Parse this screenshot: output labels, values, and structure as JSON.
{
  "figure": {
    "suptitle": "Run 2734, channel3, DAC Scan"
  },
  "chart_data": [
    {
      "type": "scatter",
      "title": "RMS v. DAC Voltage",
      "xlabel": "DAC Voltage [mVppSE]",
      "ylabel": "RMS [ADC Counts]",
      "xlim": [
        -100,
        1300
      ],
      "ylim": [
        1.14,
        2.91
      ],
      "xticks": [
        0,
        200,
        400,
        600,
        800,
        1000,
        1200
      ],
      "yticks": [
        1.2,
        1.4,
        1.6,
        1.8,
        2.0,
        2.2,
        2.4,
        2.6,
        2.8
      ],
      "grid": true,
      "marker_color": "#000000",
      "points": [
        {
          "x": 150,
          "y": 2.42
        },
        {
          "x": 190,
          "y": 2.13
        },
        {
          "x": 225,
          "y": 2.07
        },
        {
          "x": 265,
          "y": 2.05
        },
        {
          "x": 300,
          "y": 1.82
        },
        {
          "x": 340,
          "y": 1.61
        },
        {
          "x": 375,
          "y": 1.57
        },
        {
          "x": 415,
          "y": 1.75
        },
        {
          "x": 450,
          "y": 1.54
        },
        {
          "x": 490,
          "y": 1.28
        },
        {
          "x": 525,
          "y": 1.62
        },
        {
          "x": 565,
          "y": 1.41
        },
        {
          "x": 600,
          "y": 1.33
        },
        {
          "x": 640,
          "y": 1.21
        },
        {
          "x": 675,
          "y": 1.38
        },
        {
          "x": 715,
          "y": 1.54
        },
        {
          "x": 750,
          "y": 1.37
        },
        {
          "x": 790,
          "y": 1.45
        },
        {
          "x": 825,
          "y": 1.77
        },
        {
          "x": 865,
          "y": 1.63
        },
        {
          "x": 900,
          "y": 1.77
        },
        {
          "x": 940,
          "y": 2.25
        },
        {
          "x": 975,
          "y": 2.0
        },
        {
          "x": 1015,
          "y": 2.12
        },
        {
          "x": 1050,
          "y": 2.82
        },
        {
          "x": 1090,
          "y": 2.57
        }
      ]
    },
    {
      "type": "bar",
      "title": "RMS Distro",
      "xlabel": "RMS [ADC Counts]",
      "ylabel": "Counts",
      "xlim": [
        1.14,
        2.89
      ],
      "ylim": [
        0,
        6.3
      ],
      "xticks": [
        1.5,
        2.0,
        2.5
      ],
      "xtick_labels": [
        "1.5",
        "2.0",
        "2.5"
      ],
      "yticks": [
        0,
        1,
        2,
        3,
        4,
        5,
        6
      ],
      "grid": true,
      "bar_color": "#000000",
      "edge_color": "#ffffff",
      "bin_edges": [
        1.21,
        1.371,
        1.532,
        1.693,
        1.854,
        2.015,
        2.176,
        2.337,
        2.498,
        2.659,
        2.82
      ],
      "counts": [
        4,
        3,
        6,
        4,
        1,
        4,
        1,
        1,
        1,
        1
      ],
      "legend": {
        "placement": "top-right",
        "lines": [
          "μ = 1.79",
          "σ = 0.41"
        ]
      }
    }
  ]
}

> [WRITTEN REQUEST] Give the entries again in full, exactly as they are written.

> [CORRECT RESULT]
Parse this screenshot: output labels, values, and structure as JSON.
{
  "figure": {
    "suptitle": "Run 2734, channel3, DAC Scan"
  },
  "chart_data": [
    {
      "type": "scatter",
      "title": "RMS v. DAC Voltage",
      "xlabel": "DAC Voltage [mVppSE]",
      "ylabel": "RMS [ADC Counts]",
      "xlim": [
        -100,
        1300
      ],
      "ylim": [
        1.14,
        2.91
      ],
      "xticks": [
        0,
        200,
        400,
        600,
        800,
        1000,
        1200
      ],
      "yticks": [
        1.2,
        1.4,
        1.6,
        1.8,
        2.0,
        2.2,
        2.4,
        2.6,
        2.8
      ],
      "grid": true,
      "marker_color": "#000000",
      "points": [
        {
          "x": 150,
          "y": 2.42
        },
        {
          "x": 190,
          "y": 2.13
        },
        {
          "x": 225,
          "y": 2.07
        },
        {
          "x": 265,
          "y": 2.05
        },
        {
          "x": 300,
          "y": 1.82
        },
        {
          "x": 340,
          "y": 1.61
        },
        {
          "x": 375,
          "y": 1.57
        },
        {
          "x": 415,
          "y": 1.75
        },
        {
          "x": 450,
          "y": 1.54
        },
        {
          "x": 490,
          "y": 1.28
        },
        {
          "x": 525,
          "y": 1.62
        },
        {
          "x": 565,
          "y": 1.41
        },
        {
          "x": 600,
          "y": 1.33
        },
        {
          "x": 640,
          "y": 1.21
        },
        {
          "x": 675,
          "y": 1.38
        },
        {
          "x": 715,
          "y": 1.54
        },
        {
          "x": 750,
          "y": 1.37
        },
        {
          "x": 790,
          "y": 1.45
        },
        {
          "x": 825,
          "y": 1.77
        },
        {
          "x": 865,
          "y": 1.63
        },
        {
          "x": 900,
          "y": 1.77
        },
        {
          "x": 940,
          "y": 2.25
        },
        {
          "x": 975,
          "y": 2.0
        },
        {
          "x": 1015,
          "y": 2.12
        },
        {
          "x": 1050,
          "y": 2.82
        },
        {
          "x": 1090,
          "y": 2.57
        }
      ]
    },
    {
      "type": "bar",
      "title": "RMS Distro",
      "xlabel": "RMS [ADC Counts]",
      "ylabel": "Counts",
      "xlim": [
        1.14,
        2.89
      ],
      "ylim": [
        0,
        6.3
      ],
      "xticks": [
        1.5,
        2.0,
        2.5
      ],
      "xtick_labels": [
        "1.5",
        "2.0",
        "2.5"
      ],
      "yticks": [
        0,
        1,
        2,
        3,
        4,
        5,
        6
      ],
      "grid": true,
      "bar_color": "#000000",
      "edge_color": "#ffffff",
      "bin_edges": [
        1.21,
        1.371,
        1.532,
        1.693,
        1.854,
        2.015,
        2.176,
        2.337,
        2.498,
        2.659,
        2.82
      ],
      "counts": [
        4,
        3,
        6,
        4,
        1,
        4,
        1,
        1,
        1,
        1
      ],
      "legend": {
        "placement": "top-right",
        "lines": [
          "μ = 1.79",
          "σ = 0.41"
        ]
      }
    }
  ]
}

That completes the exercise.